*Data items:*
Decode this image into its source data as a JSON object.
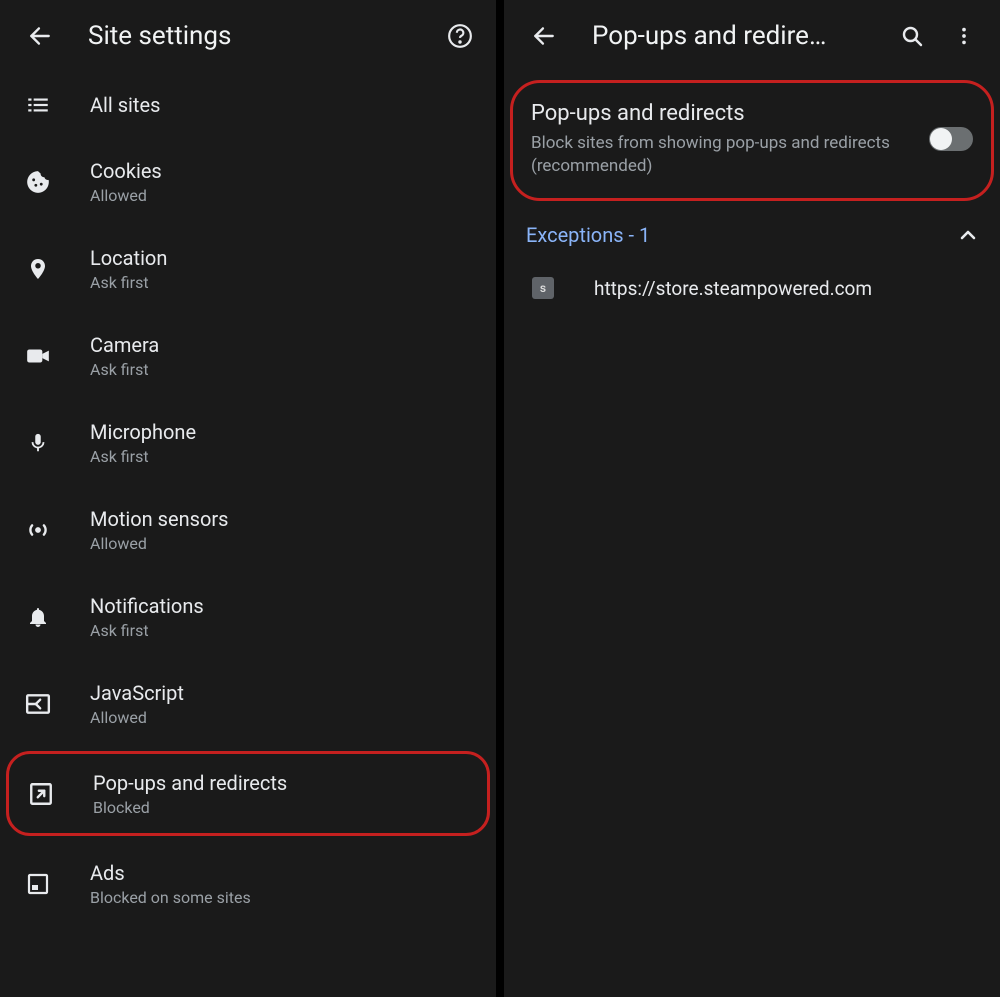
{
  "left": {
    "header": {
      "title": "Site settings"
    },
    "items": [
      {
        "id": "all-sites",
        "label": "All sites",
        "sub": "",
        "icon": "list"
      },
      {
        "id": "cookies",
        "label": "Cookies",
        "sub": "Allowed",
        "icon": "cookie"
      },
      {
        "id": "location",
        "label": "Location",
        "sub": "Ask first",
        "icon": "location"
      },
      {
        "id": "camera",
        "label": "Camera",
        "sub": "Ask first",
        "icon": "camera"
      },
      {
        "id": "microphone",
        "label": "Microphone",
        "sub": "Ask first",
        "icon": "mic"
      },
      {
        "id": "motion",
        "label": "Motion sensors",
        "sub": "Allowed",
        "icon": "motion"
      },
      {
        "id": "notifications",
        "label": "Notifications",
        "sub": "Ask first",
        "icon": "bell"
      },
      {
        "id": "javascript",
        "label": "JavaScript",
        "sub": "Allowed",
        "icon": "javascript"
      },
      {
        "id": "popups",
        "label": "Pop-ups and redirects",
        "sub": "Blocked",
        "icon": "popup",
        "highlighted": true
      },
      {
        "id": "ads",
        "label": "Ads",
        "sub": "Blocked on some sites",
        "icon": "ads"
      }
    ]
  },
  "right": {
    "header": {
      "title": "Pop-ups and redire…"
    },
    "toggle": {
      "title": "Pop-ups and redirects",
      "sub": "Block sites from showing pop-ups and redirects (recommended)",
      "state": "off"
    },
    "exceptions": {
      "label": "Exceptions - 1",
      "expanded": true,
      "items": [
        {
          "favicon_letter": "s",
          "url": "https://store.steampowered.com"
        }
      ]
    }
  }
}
* * *
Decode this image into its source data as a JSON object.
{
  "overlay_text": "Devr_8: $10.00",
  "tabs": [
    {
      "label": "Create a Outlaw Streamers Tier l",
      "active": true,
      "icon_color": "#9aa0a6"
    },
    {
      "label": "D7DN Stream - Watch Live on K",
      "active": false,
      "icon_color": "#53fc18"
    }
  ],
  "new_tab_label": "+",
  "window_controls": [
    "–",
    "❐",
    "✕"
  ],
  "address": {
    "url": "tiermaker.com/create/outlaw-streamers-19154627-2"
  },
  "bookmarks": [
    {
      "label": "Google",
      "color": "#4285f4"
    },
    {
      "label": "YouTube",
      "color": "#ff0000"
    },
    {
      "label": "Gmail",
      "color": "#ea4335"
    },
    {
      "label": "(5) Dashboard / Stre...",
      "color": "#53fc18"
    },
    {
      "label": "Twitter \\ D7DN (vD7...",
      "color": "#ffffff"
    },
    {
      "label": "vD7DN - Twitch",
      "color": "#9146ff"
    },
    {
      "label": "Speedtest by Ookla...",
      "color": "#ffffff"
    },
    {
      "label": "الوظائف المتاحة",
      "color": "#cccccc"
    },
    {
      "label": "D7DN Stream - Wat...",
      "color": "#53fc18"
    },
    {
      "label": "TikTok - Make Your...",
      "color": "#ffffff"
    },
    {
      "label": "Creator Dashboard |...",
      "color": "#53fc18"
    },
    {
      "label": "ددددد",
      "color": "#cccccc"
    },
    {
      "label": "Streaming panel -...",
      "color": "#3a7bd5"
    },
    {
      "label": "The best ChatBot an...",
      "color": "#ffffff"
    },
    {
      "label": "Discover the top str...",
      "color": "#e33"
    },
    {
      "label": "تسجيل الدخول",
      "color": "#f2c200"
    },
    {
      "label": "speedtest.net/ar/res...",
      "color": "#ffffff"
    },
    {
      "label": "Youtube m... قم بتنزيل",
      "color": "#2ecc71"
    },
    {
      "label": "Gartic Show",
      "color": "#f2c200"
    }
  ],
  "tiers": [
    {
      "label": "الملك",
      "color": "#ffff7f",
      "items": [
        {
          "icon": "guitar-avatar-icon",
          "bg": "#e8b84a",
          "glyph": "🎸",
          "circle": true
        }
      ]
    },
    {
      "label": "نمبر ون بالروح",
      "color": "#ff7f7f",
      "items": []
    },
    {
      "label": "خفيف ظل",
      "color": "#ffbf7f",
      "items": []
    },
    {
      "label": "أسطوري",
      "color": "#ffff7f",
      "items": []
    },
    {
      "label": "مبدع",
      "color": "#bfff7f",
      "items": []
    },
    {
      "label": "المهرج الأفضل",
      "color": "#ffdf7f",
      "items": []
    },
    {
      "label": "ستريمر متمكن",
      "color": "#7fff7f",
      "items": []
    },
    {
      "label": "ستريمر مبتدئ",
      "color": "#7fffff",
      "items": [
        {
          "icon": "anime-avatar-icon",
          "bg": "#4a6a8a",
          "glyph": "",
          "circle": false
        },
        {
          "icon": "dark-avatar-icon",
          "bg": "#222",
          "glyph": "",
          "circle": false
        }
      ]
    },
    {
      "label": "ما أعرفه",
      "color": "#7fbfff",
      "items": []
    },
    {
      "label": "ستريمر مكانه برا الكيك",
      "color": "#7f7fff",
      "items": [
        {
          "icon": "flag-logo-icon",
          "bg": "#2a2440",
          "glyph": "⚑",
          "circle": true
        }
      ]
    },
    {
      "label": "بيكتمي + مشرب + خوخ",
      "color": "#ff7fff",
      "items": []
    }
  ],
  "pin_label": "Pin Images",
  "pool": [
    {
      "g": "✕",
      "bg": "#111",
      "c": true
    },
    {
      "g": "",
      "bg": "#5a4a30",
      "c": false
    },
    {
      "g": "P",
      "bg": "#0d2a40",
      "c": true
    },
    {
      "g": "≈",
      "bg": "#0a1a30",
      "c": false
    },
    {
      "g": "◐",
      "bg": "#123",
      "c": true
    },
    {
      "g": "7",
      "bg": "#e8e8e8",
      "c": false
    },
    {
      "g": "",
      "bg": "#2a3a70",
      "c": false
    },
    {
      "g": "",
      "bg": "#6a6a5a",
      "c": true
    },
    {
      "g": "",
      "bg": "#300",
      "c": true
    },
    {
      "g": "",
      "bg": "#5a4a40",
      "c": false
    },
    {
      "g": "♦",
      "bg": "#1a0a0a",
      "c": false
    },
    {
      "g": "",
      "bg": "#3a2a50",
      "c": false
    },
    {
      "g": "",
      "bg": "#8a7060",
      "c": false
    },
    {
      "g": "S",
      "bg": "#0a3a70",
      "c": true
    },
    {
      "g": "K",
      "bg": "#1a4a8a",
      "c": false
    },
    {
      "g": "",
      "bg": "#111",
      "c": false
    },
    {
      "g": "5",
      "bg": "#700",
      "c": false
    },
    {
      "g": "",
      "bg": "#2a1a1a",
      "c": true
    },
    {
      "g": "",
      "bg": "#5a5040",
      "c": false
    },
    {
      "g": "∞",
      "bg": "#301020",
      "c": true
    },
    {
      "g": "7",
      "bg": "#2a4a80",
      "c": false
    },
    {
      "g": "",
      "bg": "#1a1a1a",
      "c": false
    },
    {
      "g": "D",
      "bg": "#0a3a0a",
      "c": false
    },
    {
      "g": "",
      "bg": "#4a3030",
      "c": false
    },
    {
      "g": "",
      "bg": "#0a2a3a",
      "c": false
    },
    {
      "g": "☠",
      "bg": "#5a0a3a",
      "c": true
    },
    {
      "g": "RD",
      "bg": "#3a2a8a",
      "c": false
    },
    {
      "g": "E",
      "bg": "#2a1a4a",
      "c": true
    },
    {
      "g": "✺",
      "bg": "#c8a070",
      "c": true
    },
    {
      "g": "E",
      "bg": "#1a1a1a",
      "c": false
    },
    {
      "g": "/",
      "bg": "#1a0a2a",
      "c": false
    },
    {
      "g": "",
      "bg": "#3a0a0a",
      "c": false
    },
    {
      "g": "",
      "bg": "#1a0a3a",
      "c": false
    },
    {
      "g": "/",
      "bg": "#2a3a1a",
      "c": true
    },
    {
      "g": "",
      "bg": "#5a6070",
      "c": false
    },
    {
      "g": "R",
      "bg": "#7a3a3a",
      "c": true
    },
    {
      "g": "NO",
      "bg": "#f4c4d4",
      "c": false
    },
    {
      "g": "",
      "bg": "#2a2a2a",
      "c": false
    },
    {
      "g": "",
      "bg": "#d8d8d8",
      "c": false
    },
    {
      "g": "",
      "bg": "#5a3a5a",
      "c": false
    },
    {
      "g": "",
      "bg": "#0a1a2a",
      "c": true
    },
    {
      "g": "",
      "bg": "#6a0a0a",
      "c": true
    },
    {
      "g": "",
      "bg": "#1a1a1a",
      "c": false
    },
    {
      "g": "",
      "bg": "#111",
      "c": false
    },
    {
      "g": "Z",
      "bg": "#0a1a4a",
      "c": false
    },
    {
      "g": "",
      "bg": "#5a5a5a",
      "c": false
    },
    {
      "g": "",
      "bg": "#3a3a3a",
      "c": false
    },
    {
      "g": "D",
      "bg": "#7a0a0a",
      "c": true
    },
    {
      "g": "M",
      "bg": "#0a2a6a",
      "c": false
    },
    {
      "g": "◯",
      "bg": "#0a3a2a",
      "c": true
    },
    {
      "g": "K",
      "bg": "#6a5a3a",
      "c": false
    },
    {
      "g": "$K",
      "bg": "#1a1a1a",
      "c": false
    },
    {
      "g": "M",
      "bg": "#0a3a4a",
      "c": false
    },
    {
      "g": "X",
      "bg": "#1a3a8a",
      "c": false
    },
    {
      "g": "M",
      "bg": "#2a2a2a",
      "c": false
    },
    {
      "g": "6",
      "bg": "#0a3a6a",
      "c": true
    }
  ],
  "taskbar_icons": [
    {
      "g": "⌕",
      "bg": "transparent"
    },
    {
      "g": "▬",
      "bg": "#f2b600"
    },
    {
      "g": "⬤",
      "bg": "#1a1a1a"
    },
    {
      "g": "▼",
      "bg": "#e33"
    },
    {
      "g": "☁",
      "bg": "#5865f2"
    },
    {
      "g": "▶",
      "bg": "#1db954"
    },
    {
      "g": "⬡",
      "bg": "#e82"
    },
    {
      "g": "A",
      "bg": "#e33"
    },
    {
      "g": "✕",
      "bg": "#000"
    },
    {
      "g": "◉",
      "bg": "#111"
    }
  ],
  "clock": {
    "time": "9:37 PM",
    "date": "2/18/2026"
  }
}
...
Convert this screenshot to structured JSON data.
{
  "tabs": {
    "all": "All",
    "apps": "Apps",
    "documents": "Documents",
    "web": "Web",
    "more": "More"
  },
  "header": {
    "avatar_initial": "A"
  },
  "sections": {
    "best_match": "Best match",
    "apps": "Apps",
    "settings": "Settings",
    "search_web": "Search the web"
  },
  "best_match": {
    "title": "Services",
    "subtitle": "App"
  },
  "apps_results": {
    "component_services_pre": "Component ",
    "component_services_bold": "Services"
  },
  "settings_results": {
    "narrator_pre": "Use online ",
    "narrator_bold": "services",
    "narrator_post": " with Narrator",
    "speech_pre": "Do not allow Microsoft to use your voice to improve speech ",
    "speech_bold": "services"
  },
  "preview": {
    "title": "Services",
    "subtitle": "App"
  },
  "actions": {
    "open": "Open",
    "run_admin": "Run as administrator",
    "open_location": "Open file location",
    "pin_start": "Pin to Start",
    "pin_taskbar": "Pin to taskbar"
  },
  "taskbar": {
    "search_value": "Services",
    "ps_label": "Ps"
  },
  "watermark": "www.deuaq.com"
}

*Problem:* Wherever the string "ستريمر" appears in the entries above, list that line.

*Written answer:*
      "label": "ستريمر متمكن",
      "label": "ستريمر مبتدئ",
      "label": "ستريمر مكانه برا الكيك",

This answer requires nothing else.